(Collected data entries)
..........
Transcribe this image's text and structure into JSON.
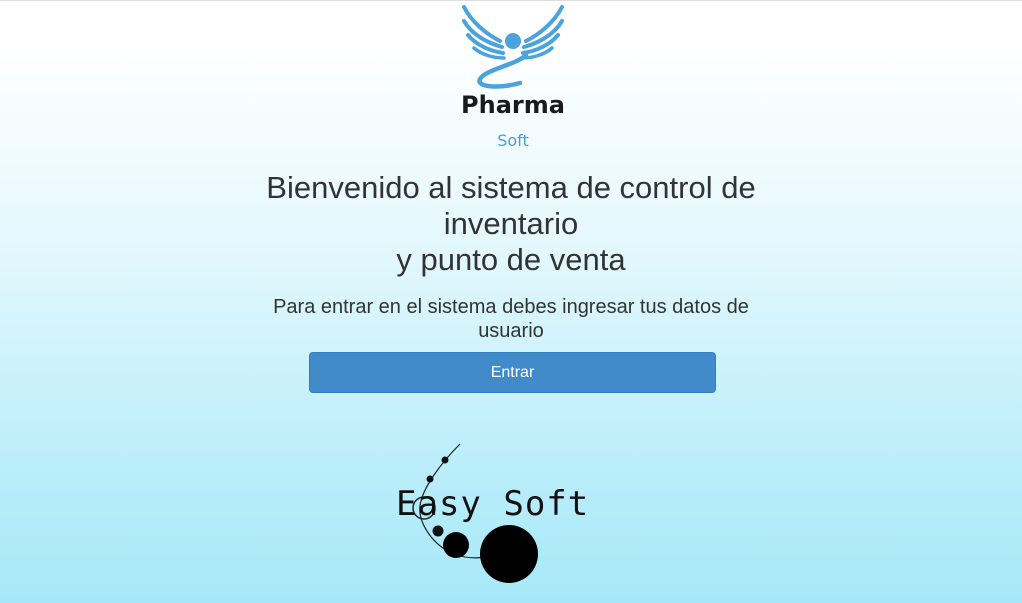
{
  "branding": {
    "product_name": "Pharma",
    "product_sub": "Soft",
    "company_name": "Easy Soft"
  },
  "welcome": {
    "title_line1": "Bienvenido al sistema de control de",
    "title_line2": "inventario",
    "title_line3": "y punto de venta",
    "instructions": "Para entrar en el sistema debes ingresar tus datos de usuario"
  },
  "actions": {
    "enter_label": "Entrar"
  },
  "colors": {
    "button_bg": "#428bca",
    "logo_blue": "#4a9fd6",
    "background_bottom": "#a6e8f8"
  },
  "icons": {
    "pharma_logo": "winged-angel-icon",
    "easysoft_logo": "orbit-planets-icon"
  }
}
..........
• [Problem description]: Say how many lines of the data include the word "sistema". Respond with the number alone.

• [Task output]: 2